## Begin
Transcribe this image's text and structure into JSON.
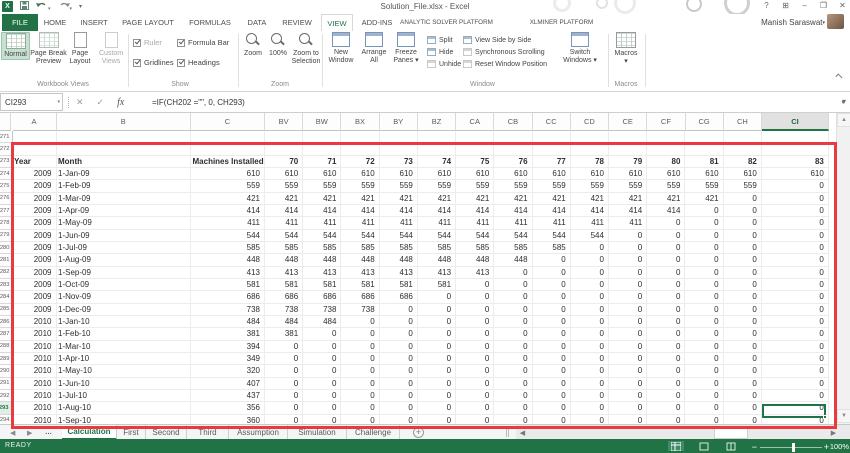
{
  "titlebar": {
    "title": "Solution_File.xlsx - Excel",
    "qat_icons": [
      "excel-logo",
      "save",
      "undo",
      "redo",
      "customize"
    ],
    "window_icons": [
      "help",
      "ribbon-options",
      "minimize",
      "restore",
      "close"
    ]
  },
  "account": {
    "name": "Manish Saraswat"
  },
  "ribbon_tabs": [
    {
      "label": "FILE",
      "file": true
    },
    {
      "label": "HOME"
    },
    {
      "label": "INSERT"
    },
    {
      "label": "PAGE LAYOUT"
    },
    {
      "label": "FORMULAS"
    },
    {
      "label": "DATA"
    },
    {
      "label": "REVIEW"
    },
    {
      "label": "VIEW",
      "active": true
    },
    {
      "label": "ADD-INS"
    },
    {
      "label": "ANALYTIC SOLVER PLATFORM"
    },
    {
      "label": "XLMINER PLATFORM"
    }
  ],
  "ribbon": {
    "workbook_views": {
      "label": "Workbook Views",
      "normal": "Normal",
      "pbp": "Page Break Preview",
      "pl": "Page Layout",
      "cv": "Custom Views"
    },
    "show": {
      "label": "Show",
      "ruler": "Ruler",
      "formula_bar": "Formula Bar",
      "gridlines": "Gridlines",
      "headings": "Headings"
    },
    "zoom": {
      "label": "Zoom",
      "zoom": "Zoom",
      "pct": "100%",
      "zts1": "Zoom to",
      "zts2": "Selection"
    },
    "window": {
      "label": "Window",
      "nw1": "New",
      "nw2": "Window",
      "aa1": "Arrange",
      "aa2": "All",
      "fp1": "Freeze",
      "fp2": "Panes",
      "split": "Split",
      "hide": "Hide",
      "unhide": "Unhide",
      "vsbs": "View Side by Side",
      "ss": "Synchronous Scrolling",
      "rwp": "Reset Window Position",
      "sw1": "Switch",
      "sw2": "Windows"
    },
    "macros": {
      "label": "Macros",
      "button": "Macros"
    }
  },
  "formula_bar": {
    "name_box": "CI293",
    "formula": "=IF(CH202 =\"\", 0, CH293)"
  },
  "sheet": {
    "col_headers": [
      "A",
      "B",
      "C",
      "BV",
      "BW",
      "BX",
      "BY",
      "BZ",
      "CA",
      "CB",
      "CC",
      "CD",
      "CE",
      "CF",
      "CG",
      "CH",
      "CI"
    ],
    "selected_col": "CI",
    "selected_row": 293,
    "first_row_num": 271,
    "header_row": {
      "row": 273,
      "year": "Year",
      "month": "Month",
      "installed": "Machines Installed",
      "numbers": [
        70,
        71,
        72,
        73,
        74,
        75,
        76,
        77,
        78,
        79,
        80,
        81,
        82,
        83
      ]
    },
    "rows": [
      {
        "row": 274,
        "year": 2009,
        "month": "1-Jan-09",
        "installed": 610,
        "cells": [
          610,
          610,
          610,
          610,
          610,
          610,
          610,
          610,
          610,
          610,
          610,
          610,
          610,
          610
        ]
      },
      {
        "row": 275,
        "year": 2009,
        "month": "1-Feb-09",
        "installed": 559,
        "cells": [
          559,
          559,
          559,
          559,
          559,
          559,
          559,
          559,
          559,
          559,
          559,
          559,
          559,
          0
        ]
      },
      {
        "row": 276,
        "year": 2009,
        "month": "1-Mar-09",
        "installed": 421,
        "cells": [
          421,
          421,
          421,
          421,
          421,
          421,
          421,
          421,
          421,
          421,
          421,
          421,
          0,
          0
        ]
      },
      {
        "row": 277,
        "year": 2009,
        "month": "1-Apr-09",
        "installed": 414,
        "cells": [
          414,
          414,
          414,
          414,
          414,
          414,
          414,
          414,
          414,
          414,
          414,
          0,
          0,
          0
        ]
      },
      {
        "row": 278,
        "year": 2009,
        "month": "1-May-09",
        "installed": 411,
        "cells": [
          411,
          411,
          411,
          411,
          411,
          411,
          411,
          411,
          411,
          411,
          0,
          0,
          0,
          0
        ]
      },
      {
        "row": 279,
        "year": 2009,
        "month": "1-Jun-09",
        "installed": 544,
        "cells": [
          544,
          544,
          544,
          544,
          544,
          544,
          544,
          544,
          544,
          0,
          0,
          0,
          0,
          0
        ]
      },
      {
        "row": 280,
        "year": 2009,
        "month": "1-Jul-09",
        "installed": 585,
        "cells": [
          585,
          585,
          585,
          585,
          585,
          585,
          585,
          585,
          0,
          0,
          0,
          0,
          0,
          0
        ]
      },
      {
        "row": 281,
        "year": 2009,
        "month": "1-Aug-09",
        "installed": 448,
        "cells": [
          448,
          448,
          448,
          448,
          448,
          448,
          448,
          0,
          0,
          0,
          0,
          0,
          0,
          0
        ]
      },
      {
        "row": 282,
        "year": 2009,
        "month": "1-Sep-09",
        "installed": 413,
        "cells": [
          413,
          413,
          413,
          413,
          413,
          413,
          0,
          0,
          0,
          0,
          0,
          0,
          0,
          0
        ]
      },
      {
        "row": 283,
        "year": 2009,
        "month": "1-Oct-09",
        "installed": 581,
        "cells": [
          581,
          581,
          581,
          581,
          581,
          0,
          0,
          0,
          0,
          0,
          0,
          0,
          0,
          0
        ]
      },
      {
        "row": 284,
        "year": 2009,
        "month": "1-Nov-09",
        "installed": 686,
        "cells": [
          686,
          686,
          686,
          686,
          0,
          0,
          0,
          0,
          0,
          0,
          0,
          0,
          0,
          0
        ]
      },
      {
        "row": 285,
        "year": 2009,
        "month": "1-Dec-09",
        "installed": 738,
        "cells": [
          738,
          738,
          738,
          0,
          0,
          0,
          0,
          0,
          0,
          0,
          0,
          0,
          0,
          0
        ]
      },
      {
        "row": 286,
        "year": 2010,
        "month": "1-Jan-10",
        "installed": 484,
        "cells": [
          484,
          484,
          0,
          0,
          0,
          0,
          0,
          0,
          0,
          0,
          0,
          0,
          0,
          0
        ]
      },
      {
        "row": 287,
        "year": 2010,
        "month": "1-Feb-10",
        "installed": 381,
        "cells": [
          381,
          0,
          0,
          0,
          0,
          0,
          0,
          0,
          0,
          0,
          0,
          0,
          0,
          0
        ]
      },
      {
        "row": 288,
        "year": 2010,
        "month": "1-Mar-10",
        "installed": 394,
        "cells": [
          0,
          0,
          0,
          0,
          0,
          0,
          0,
          0,
          0,
          0,
          0,
          0,
          0,
          0
        ]
      },
      {
        "row": 289,
        "year": 2010,
        "month": "1-Apr-10",
        "installed": 349,
        "cells": [
          0,
          0,
          0,
          0,
          0,
          0,
          0,
          0,
          0,
          0,
          0,
          0,
          0,
          0
        ]
      },
      {
        "row": 290,
        "year": 2010,
        "month": "1-May-10",
        "installed": 320,
        "cells": [
          0,
          0,
          0,
          0,
          0,
          0,
          0,
          0,
          0,
          0,
          0,
          0,
          0,
          0
        ]
      },
      {
        "row": 291,
        "year": 2010,
        "month": "1-Jun-10",
        "installed": 407,
        "cells": [
          0,
          0,
          0,
          0,
          0,
          0,
          0,
          0,
          0,
          0,
          0,
          0,
          0,
          0
        ]
      },
      {
        "row": 292,
        "year": 2010,
        "month": "1-Jul-10",
        "installed": 437,
        "cells": [
          0,
          0,
          0,
          0,
          0,
          0,
          0,
          0,
          0,
          0,
          0,
          0,
          0,
          0
        ]
      },
      {
        "row": 293,
        "year": 2010,
        "month": "1-Aug-10",
        "installed": 356,
        "cells": [
          0,
          0,
          0,
          0,
          0,
          0,
          0,
          0,
          0,
          0,
          0,
          0,
          0,
          0
        ]
      },
      {
        "row": 294,
        "year": 2010,
        "month": "1-Sep-10",
        "installed": 360,
        "cells": [
          0,
          0,
          0,
          0,
          0,
          0,
          0,
          0,
          0,
          0,
          0,
          0,
          0,
          0
        ]
      }
    ]
  },
  "tabbar": {
    "tabs": [
      "Calculation",
      "First",
      "Second",
      "Third",
      "Assumption",
      "Simulation",
      "Challenge"
    ],
    "active": "Calculation"
  },
  "statusbar": {
    "mode": "READY",
    "zoom": "100%",
    "view_icons": [
      "normal-view",
      "page-layout-view",
      "page-break-view"
    ]
  }
}
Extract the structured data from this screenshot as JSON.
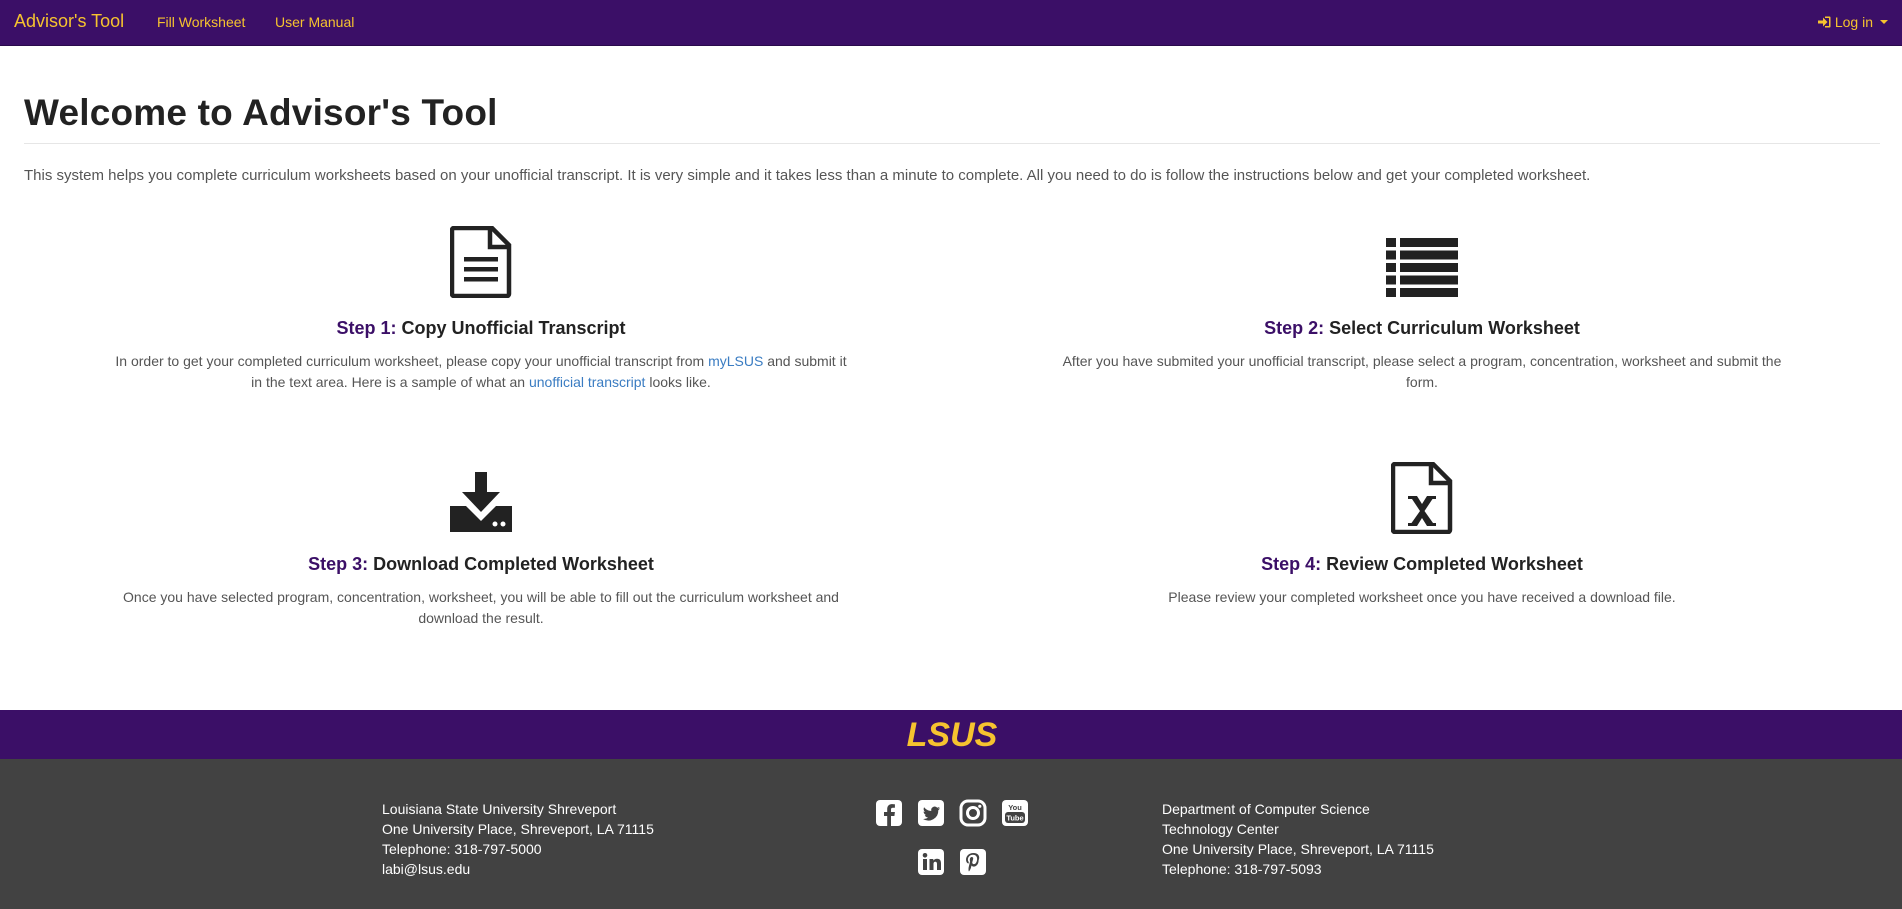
{
  "navbar": {
    "brand": "Advisor's Tool",
    "links": [
      "Fill Worksheet",
      "User Manual"
    ],
    "login": "Log in"
  },
  "page": {
    "title": "Welcome to Advisor's Tool",
    "intro": "This system helps you complete curriculum worksheets based on your unofficial transcript. It is very simple and it takes less than a minute to complete. All you need to do is follow the instructions below and get your completed worksheet."
  },
  "steps": [
    {
      "number": "Step 1:",
      "title": "Copy Unofficial Transcript",
      "icon": "file-text-icon",
      "desc_a": "In order to get your completed curriculum worksheet, please copy your unofficial transcript from ",
      "link1": "myLSUS",
      "desc_b": " and submit it in the text area. Here is a sample of what an ",
      "link2": "unofficial transcript",
      "desc_c": " looks like."
    },
    {
      "number": "Step 2:",
      "title": "Select Curriculum Worksheet",
      "icon": "list-icon",
      "desc": "After you have submited your unofficial transcript, please select a program, concentration, worksheet and submit the form."
    },
    {
      "number": "Step 3:",
      "title": "Download Completed Worksheet",
      "icon": "download-icon",
      "desc": "Once you have selected program, concentration, worksheet, you will be able to fill out the curriculum worksheet and download the result."
    },
    {
      "number": "Step 4:",
      "title": "Review Completed Worksheet",
      "icon": "excel-file-icon",
      "desc": "Please review your completed worksheet once you have received a download file."
    }
  ],
  "footer": {
    "logo_text": "LSUS",
    "left": [
      "Louisiana State University Shreveport",
      "One University Place, Shreveport, LA 71115",
      "Telephone: 318-797-5000",
      "labi@lsus.edu"
    ],
    "right": [
      "Department of Computer Science",
      "Technology Center",
      "One University Place, Shreveport, LA 71115",
      "Telephone: 318-797-5093"
    ],
    "social_icons": [
      "facebook-icon",
      "twitter-icon",
      "instagram-icon",
      "youtube-icon",
      "linkedin-icon",
      "pinterest-icon"
    ]
  },
  "colors": {
    "navbar": "#3b0f67",
    "accent": "#f6c32f",
    "link": "#3a7cc2",
    "footer": "#424242"
  }
}
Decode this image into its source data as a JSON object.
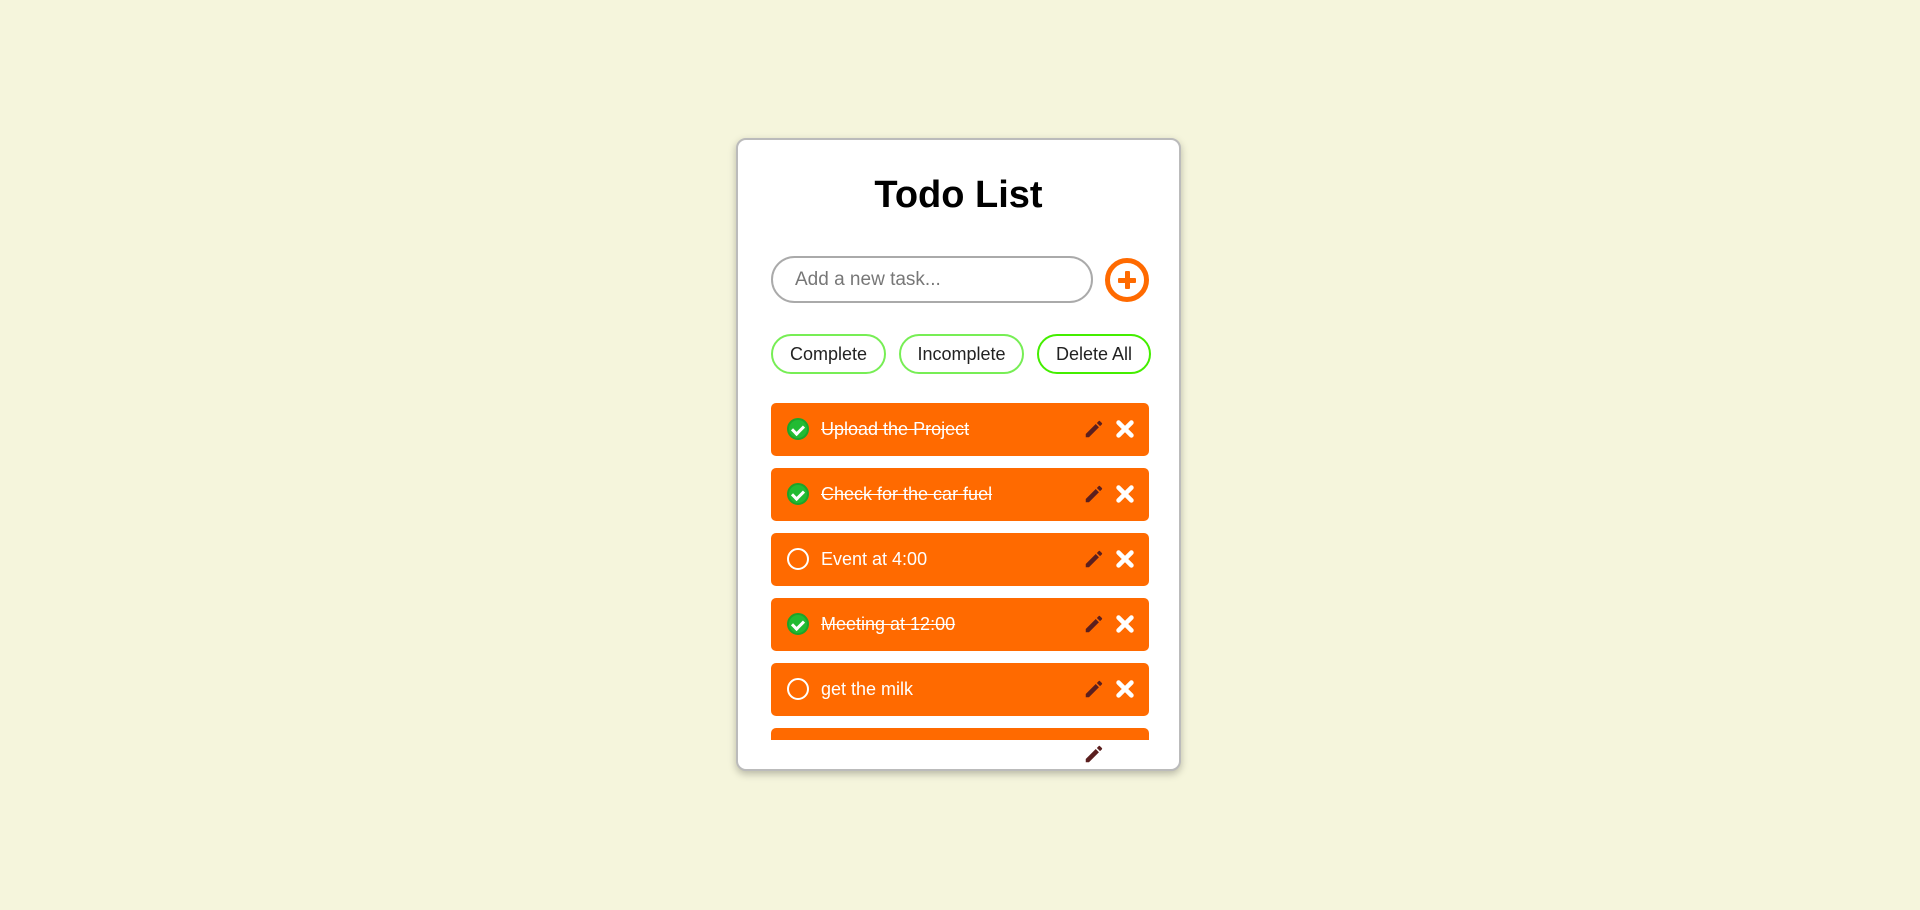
## End
- [Goal of the exercise]
Collect every line from the records above that contains the word "PLATFORM".

- [Solved exercise]
      "label": "ANALYTIC SOLVER PLATFORM"
      "label": "XLMINER PLATFORM"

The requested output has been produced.